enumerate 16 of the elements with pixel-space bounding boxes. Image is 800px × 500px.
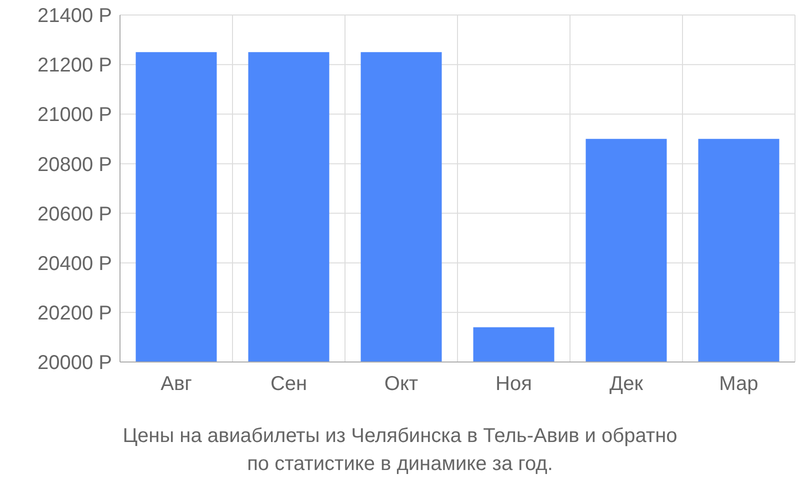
y-tick-label: 21200 Р	[37, 54, 112, 77]
y-tick-label: 21000 Р	[37, 104, 112, 126]
y-tick-label: 20600 Р	[37, 203, 112, 226]
x-tick-label: Мар	[719, 373, 758, 396]
text: по статистике в динамике за год.	[246, 452, 554, 477]
y-tick-label: 20400 Р	[37, 252, 112, 275]
y-tick-label: 20200 Р	[37, 302, 112, 325]
x-tick-label: Дек	[610, 373, 644, 396]
y-tick-label: 20800 Р	[37, 154, 112, 176]
x-tick-label: Окт	[384, 373, 418, 396]
text: Цены на авиабилеты из Челябинска в Тель-Авив и обратно	[122, 424, 678, 449]
y-tick-label: 21400 Р	[37, 5, 112, 28]
x-tick-label: Сен	[270, 373, 308, 396]
y-tick-label: 20000 Р	[37, 352, 112, 374]
x-tick-label: Ноя	[496, 373, 532, 396]
x-tick-label: Авг	[160, 373, 192, 396]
○ ○ ○ ○ ○
Copy the entries above word for word, from the line that contains "54, 112, 77]" through the line that contains "252, 112, 275]", including both of those lines.

Task response ::
y-tick-label: 21200 Р	[37, 54, 112, 77]
y-tick-label: 21000 Р	[37, 104, 112, 126]
y-tick-label: 20600 Р	[37, 203, 112, 226]
x-tick-label: Мар	[719, 373, 758, 396]
text: по статистике в динамике за год.	[246, 452, 554, 477]
y-tick-label: 20400 Р	[37, 252, 112, 275]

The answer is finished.